**Directive:** Output every entry exactly as written, skipping any pictures.

**Records for this exercise:**
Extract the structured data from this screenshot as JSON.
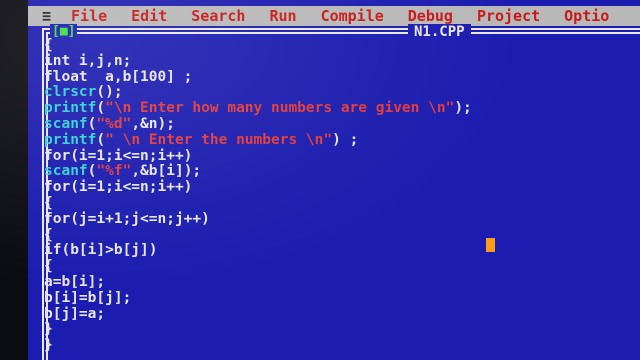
{
  "menu": {
    "system_glyph": "≡",
    "items": [
      "File",
      "Edit",
      "Search",
      "Run",
      "Compile",
      "Debug",
      "Project",
      "Optio"
    ]
  },
  "window": {
    "close_box": "[■]",
    "title": "N1.CPP"
  },
  "code_lines": [
    "{",
    "int i,j,n;",
    "float  a,b[100] ;",
    "clrscr();",
    "printf(\"\\n Enter how many numbers are given \\n\");",
    "scanf(\"%d\",&n);",
    "printf(\" \\n Enter the numbers \\n\") ;",
    "for(i=1;i<=n;i++)",
    "scanf(\"%f\",&b[i]);",
    "for(i=1;i<=n;i++)",
    "{",
    "for(j=i+1;j<=n;j++)",
    "{",
    "if(b[i]>b[j])",
    "{",
    "a=b[i];",
    "b[i]=b[j];",
    "b[j]=a;",
    "}",
    "}"
  ],
  "colors": {
    "background": "#1c1cb0",
    "menubar": "#b8b8b8",
    "string": "#e23a3a",
    "function": "#32d2d2",
    "cursor": "#ff9a1a"
  }
}
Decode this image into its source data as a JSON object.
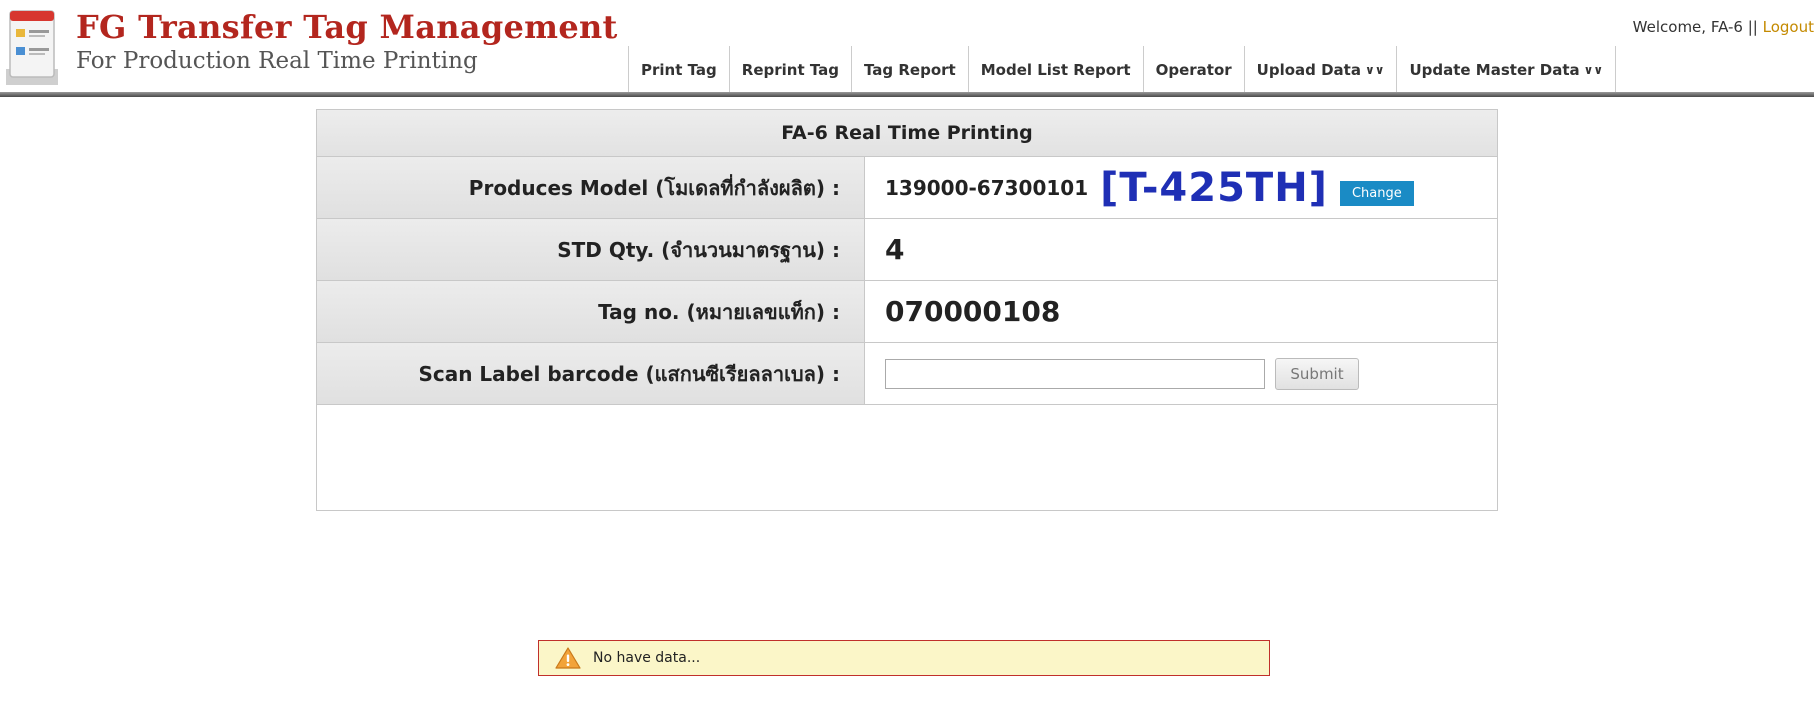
{
  "header": {
    "title": "FG Transfer Tag  Management",
    "subtitle": "For Production Real Time Printing",
    "welcome_text": "Welcome, FA-6",
    "separator": "||",
    "logout_label": "Logout",
    "logo_icon": "document-list-icon"
  },
  "nav": {
    "items": [
      {
        "label": "Print Tag"
      },
      {
        "label": "Reprint Tag"
      },
      {
        "label": "Tag Report"
      },
      {
        "label": "Model List Report"
      },
      {
        "label": "Operator"
      },
      {
        "label": "Upload Data",
        "dropdown": true
      },
      {
        "label": "Update Master Data",
        "dropdown": true
      }
    ],
    "dropdown_glyph": "∨∨"
  },
  "panel": {
    "title": "FA-6 Real Time Printing",
    "rows": {
      "model": {
        "label": "Produces Model (โมเดลที่กำลังผลิต) :",
        "code": "139000-67300101",
        "name": "[T-425TH]",
        "change_label": "Change"
      },
      "std_qty": {
        "label": "STD Qty. (จำนวนมาตรฐาน) :",
        "value": "4"
      },
      "tag_no": {
        "label": "Tag no. (หมายเลขแท็ก) :",
        "value": "070000108"
      },
      "scan": {
        "label": "Scan Label barcode (แสกนซีเรียลลาเบล) :",
        "input_value": "",
        "submit_label": "Submit"
      }
    }
  },
  "alert": {
    "icon": "warning-icon",
    "message": "No have data..."
  },
  "colors": {
    "title_red": "#b3261e",
    "model_blue": "#1f2fb5",
    "change_button": "#1a8bc5",
    "logout_link": "#c48a00",
    "alert_bg": "#fbf6c8",
    "alert_border": "#c0302b"
  }
}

**Task output:**
Extract the structured data from this screenshot as JSON.
{
  "menu": {
    "system_glyph": "≡",
    "items": [
      "File",
      "Edit",
      "Search",
      "Run",
      "Compile",
      "Debug",
      "Project",
      "Optio"
    ]
  },
  "window": {
    "close_box": "[■]",
    "title": "N1.CPP"
  },
  "code_lines": [
    "{",
    "int i,j,n;",
    "float  a,b[100] ;",
    "clrscr();",
    "printf(\"\\n Enter how many numbers are given \\n\");",
    "scanf(\"%d\",&n);",
    "printf(\" \\n Enter the numbers \\n\") ;",
    "for(i=1;i<=n;i++)",
    "scanf(\"%f\",&b[i]);",
    "for(i=1;i<=n;i++)",
    "{",
    "for(j=i+1;j<=n;j++)",
    "{",
    "if(b[i]>b[j])",
    "{",
    "a=b[i];",
    "b[i]=b[j];",
    "b[j]=a;",
    "}",
    "}"
  ],
  "colors": {
    "background": "#1c1cb0",
    "menubar": "#b8b8b8",
    "string": "#e23a3a",
    "function": "#32d2d2",
    "cursor": "#ff9a1a"
  }
}
Decode this image into its source data as a JSON object.
{
  "header": {
    "title": "FG Transfer Tag  Management",
    "subtitle": "For Production Real Time Printing",
    "welcome_text": "Welcome, FA-6",
    "separator": "||",
    "logout_label": "Logout",
    "logo_icon": "document-list-icon"
  },
  "nav": {
    "items": [
      {
        "label": "Print Tag"
      },
      {
        "label": "Reprint Tag"
      },
      {
        "label": "Tag Report"
      },
      {
        "label": "Model List Report"
      },
      {
        "label": "Operator"
      },
      {
        "label": "Upload Data",
        "dropdown": true
      },
      {
        "label": "Update Master Data",
        "dropdown": true
      }
    ],
    "dropdown_glyph": "∨∨"
  },
  "panel": {
    "title": "FA-6 Real Time Printing",
    "rows": {
      "model": {
        "label": "Produces Model (โมเดลที่กำลังผลิต) :",
        "code": "139000-67300101",
        "name": "[T-425TH]",
        "change_label": "Change"
      },
      "std_qty": {
        "label": "STD Qty. (จำนวนมาตรฐาน) :",
        "value": "4"
      },
      "tag_no": {
        "label": "Tag no. (หมายเลขแท็ก) :",
        "value": "070000108"
      },
      "scan": {
        "label": "Scan Label barcode (แสกนซีเรียลลาเบล) :",
        "input_value": "",
        "submit_label": "Submit"
      }
    }
  },
  "alert": {
    "icon": "warning-icon",
    "message": "No have data..."
  },
  "colors": {
    "title_red": "#b3261e",
    "model_blue": "#1f2fb5",
    "change_button": "#1a8bc5",
    "logout_link": "#c48a00",
    "alert_bg": "#fbf6c8",
    "alert_border": "#c0302b"
  }
}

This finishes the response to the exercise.